◆ **To do**: Output all of the records exactly as written.

◆ **Recorded data**:
— Begin —

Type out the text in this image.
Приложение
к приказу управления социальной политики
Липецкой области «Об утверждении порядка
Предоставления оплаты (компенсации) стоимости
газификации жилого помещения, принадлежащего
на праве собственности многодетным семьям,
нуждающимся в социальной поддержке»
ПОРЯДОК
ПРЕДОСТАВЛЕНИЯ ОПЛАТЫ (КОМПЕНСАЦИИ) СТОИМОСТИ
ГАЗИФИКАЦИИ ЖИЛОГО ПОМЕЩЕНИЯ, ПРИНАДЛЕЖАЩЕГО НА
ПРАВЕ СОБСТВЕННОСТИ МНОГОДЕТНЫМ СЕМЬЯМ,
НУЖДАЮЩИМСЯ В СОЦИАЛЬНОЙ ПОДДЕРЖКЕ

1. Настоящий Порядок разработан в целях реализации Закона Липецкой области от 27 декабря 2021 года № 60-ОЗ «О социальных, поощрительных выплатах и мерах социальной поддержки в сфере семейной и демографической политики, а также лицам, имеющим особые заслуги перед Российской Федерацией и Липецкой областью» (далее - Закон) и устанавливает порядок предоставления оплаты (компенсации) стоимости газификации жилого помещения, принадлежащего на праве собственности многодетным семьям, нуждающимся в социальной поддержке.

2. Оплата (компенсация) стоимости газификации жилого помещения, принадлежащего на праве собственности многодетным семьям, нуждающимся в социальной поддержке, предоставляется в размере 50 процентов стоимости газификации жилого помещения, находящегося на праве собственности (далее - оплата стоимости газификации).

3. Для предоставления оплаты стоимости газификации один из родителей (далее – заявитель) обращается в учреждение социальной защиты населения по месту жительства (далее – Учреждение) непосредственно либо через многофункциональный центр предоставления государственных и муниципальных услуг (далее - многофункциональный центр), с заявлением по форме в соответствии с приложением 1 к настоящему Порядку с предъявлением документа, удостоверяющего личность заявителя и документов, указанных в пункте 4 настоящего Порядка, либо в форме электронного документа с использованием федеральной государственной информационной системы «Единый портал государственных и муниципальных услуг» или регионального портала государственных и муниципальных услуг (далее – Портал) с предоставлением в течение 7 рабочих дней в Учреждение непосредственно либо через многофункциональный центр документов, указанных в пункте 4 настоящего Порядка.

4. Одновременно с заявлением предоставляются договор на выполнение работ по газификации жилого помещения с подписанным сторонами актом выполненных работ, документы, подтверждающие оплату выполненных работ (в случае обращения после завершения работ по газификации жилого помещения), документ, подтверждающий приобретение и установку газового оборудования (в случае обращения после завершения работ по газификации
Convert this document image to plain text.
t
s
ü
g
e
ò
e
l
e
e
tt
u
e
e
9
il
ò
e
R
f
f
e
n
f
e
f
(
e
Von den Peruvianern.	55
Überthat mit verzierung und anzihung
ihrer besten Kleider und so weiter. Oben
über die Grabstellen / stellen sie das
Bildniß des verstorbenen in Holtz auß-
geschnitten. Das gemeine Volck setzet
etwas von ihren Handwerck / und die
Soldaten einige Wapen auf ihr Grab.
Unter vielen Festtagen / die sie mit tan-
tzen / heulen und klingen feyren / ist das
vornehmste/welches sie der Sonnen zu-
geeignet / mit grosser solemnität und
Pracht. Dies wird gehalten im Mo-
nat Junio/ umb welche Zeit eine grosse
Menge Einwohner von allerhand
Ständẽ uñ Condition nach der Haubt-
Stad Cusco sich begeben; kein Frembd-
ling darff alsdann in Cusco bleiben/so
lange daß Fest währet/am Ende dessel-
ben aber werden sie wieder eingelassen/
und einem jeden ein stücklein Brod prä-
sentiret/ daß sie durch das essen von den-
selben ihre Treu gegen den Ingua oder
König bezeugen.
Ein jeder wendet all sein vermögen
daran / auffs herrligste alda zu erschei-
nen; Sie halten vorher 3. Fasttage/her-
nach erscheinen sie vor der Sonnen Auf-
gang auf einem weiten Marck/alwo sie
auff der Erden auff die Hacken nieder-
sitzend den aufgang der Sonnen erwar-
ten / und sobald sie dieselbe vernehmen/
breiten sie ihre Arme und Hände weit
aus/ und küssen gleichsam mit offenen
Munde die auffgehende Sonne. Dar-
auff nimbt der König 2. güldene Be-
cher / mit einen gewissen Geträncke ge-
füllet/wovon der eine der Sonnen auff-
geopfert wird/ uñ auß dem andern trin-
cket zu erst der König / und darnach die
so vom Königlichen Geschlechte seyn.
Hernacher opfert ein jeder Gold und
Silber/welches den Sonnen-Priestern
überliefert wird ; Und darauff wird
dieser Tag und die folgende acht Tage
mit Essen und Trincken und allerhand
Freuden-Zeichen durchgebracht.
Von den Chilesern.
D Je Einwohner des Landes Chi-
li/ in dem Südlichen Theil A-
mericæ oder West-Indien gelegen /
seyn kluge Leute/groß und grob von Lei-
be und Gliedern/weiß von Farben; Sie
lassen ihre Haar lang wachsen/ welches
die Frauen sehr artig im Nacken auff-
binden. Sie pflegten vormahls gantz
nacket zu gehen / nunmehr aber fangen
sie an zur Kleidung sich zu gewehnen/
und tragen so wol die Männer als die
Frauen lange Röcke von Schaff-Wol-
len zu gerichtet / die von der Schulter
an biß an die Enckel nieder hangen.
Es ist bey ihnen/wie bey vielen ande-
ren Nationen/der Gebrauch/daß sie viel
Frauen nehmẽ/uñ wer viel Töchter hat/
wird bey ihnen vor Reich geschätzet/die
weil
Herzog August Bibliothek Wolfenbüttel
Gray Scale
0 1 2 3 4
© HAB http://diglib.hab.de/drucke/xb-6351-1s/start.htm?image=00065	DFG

— End —

◆ **Answer to the task**:
Type out the text in this image.
Приложение
к приказу управления социальной политики
Липецкой области «Об утверждении порядка
Предоставления оплаты (компенсации) стоимости
газификации жилого помещения, принадлежащего
на праве собственности многодетным семьям,
нуждающимся в социальной поддержке»
ПОРЯДОК
ПРЕДОСТАВЛЕНИЯ ОПЛАТЫ (КОМПЕНСАЦИИ) СТОИМОСТИ
ГАЗИФИКАЦИИ ЖИЛОГО ПОМЕЩЕНИЯ, ПРИНАДЛЕЖАЩЕГО НА
ПРАВЕ СОБСТВЕННОСТИ МНОГОДЕТНЫМ СЕМЬЯМ,
НУЖДАЮЩИМСЯ В СОЦИАЛЬНОЙ ПОДДЕРЖКЕ

1. Настоящий Порядок разработан в целях реализации Закона Липецкой области от 27 декабря 2021 года № 60-ОЗ «О социальных, поощрительных выплатах и мерах социальной поддержки в сфере семейной и демографической политики, а также лицам, имеющим особые заслуги перед Российской Федерацией и Липецкой областью» (далее - Закон) и устанавливает порядок предоставления оплаты (компенсации) стоимости газификации жилого помещения, принадлежащего на праве собственности многодетным семьям, нуждающимся в социальной поддержке.

2. Оплата (компенсация) стоимости газификации жилого помещения, принадлежащего на праве собственности многодетным семьям, нуждающимся в социальной поддержке, предоставляется в размере 50 процентов стоимости газификации жилого помещения, находящегося на праве собственности (далее - оплата стоимости газификации).

3. Для предоставления оплаты стоимости газификации один из родителей (далее – заявитель) обращается в учреждение социальной защиты населения по месту жительства (далее – Учреждение) непосредственно либо через многофункциональный центр предоставления государственных и муниципальных услуг (далее - многофункциональный центр), с заявлением по форме в соответствии с приложением 1 к настоящему Порядку с предъявлением документа, удостоверяющего личность заявителя и документов, указанных в пункте 4 настоящего Порядка, либо в форме электронного документа с использованием федеральной государственной информационной системы «Единый портал государственных и муниципальных услуг» или регионального портала государственных и муниципальных услуг (далее – Портал) с предоставлением в течение 7 рабочих дней в Учреждение непосредственно либо через многофункциональный центр документов, указанных в пункте 4 настоящего Порядка.

4. Одновременно с заявлением предоставляются договор на выполнение работ по газификации жилого помещения с подписанным сторонами актом выполненных работ, документы, подтверждающие оплату выполненных работ (в случае обращения после завершения работ по газификации жилого помещения), документ, подтверждающий приобретение и установку газового оборудования (в случае обращения после завершения работ по газификации
Convert this document image to plain text.
t
s
ü
g
e
ò
e
l
e
e
tt
u
e
e
9
il
ò
e
R
f
f
e
n
f
e
f
(
e
Von den Peruvianern.	55
Überthat mit verzierung und anzihung
ihrer besten Kleider und so weiter. Oben
über die Grabstellen / stellen sie das
Bildniß des verstorbenen in Holtz auß-
geschnitten. Das gemeine Volck setzet
etwas von ihren Handwerck / und die
Soldaten einige Wapen auf ihr Grab.
Unter vielen Festtagen / die sie mit tan-
tzen / heulen und klingen feyren / ist das
vornehmste/welches sie der Sonnen zu-
geeignet / mit grosser solemnität und
Pracht. Dies wird gehalten im Mo-
nat Junio/ umb welche Zeit eine grosse
Menge Einwohner von allerhand
Ständẽ uñ Condition nach der Haubt-
Stad Cusco sich begeben; kein Frembd-
ling darff alsdann in Cusco bleiben/so
lange daß Fest währet/am Ende dessel-
ben aber werden sie wieder eingelassen/
und einem jeden ein stücklein Brod prä-
sentiret/ daß sie durch das essen von den-
selben ihre Treu gegen den Ingua oder
König bezeugen.
Ein jeder wendet all sein vermögen
daran / auffs herrligste alda zu erschei-
nen; Sie halten vorher 3. Fasttage/her-
nach erscheinen sie vor der Sonnen Auf-
gang auf einem weiten Marck/alwo sie
auff der Erden auff die Hacken nieder-
sitzend den aufgang der Sonnen erwar-
ten / und sobald sie dieselbe vernehmen/
breiten sie ihre Arme und Hände weit
aus/ und küssen gleichsam mit offenen
Munde die auffgehende Sonne. Dar-
auff nimbt der König 2. güldene Be-
cher / mit einen gewissen Geträncke ge-
füllet/wovon der eine der Sonnen auff-
geopfert wird/ uñ auß dem andern trin-
cket zu erst der König / und darnach die
so vom Königlichen Geschlechte seyn.
Hernacher opfert ein jeder Gold und
Silber/welches den Sonnen-Priestern
überliefert wird ; Und darauff wird
dieser Tag und die folgende acht Tage
mit Essen und Trincken und allerhand
Freuden-Zeichen durchgebracht.
Von den Chilesern.
D Je Einwohner des Landes Chi-
li/ in dem Südlichen Theil A-
mericæ oder West-Indien gelegen /
seyn kluge Leute/groß und grob von Lei-
be und Gliedern/weiß von Farben; Sie
lassen ihre Haar lang wachsen/ welches
die Frauen sehr artig im Nacken auff-
binden. Sie pflegten vormahls gantz
nacket zu gehen / nunmehr aber fangen
sie an zur Kleidung sich zu gewehnen/
und tragen so wol die Männer als die
Frauen lange Röcke von Schaff-Wol-
len zu gerichtet / die von der Schulter
an biß an die Enckel nieder hangen.
Es ist bey ihnen/wie bey vielen ande-
ren Nationen/der Gebrauch/daß sie viel
Frauen nehmẽ/uñ wer viel Töchter hat/
wird bey ihnen vor Reich geschätzet/die
weil
Herzog August Bibliothek Wolfenbüttel
Gray Scale
0 1 2 3 4
© HAB http://diglib.hab.de/drucke/xb-6351-1s/start.htm?image=00065	DFG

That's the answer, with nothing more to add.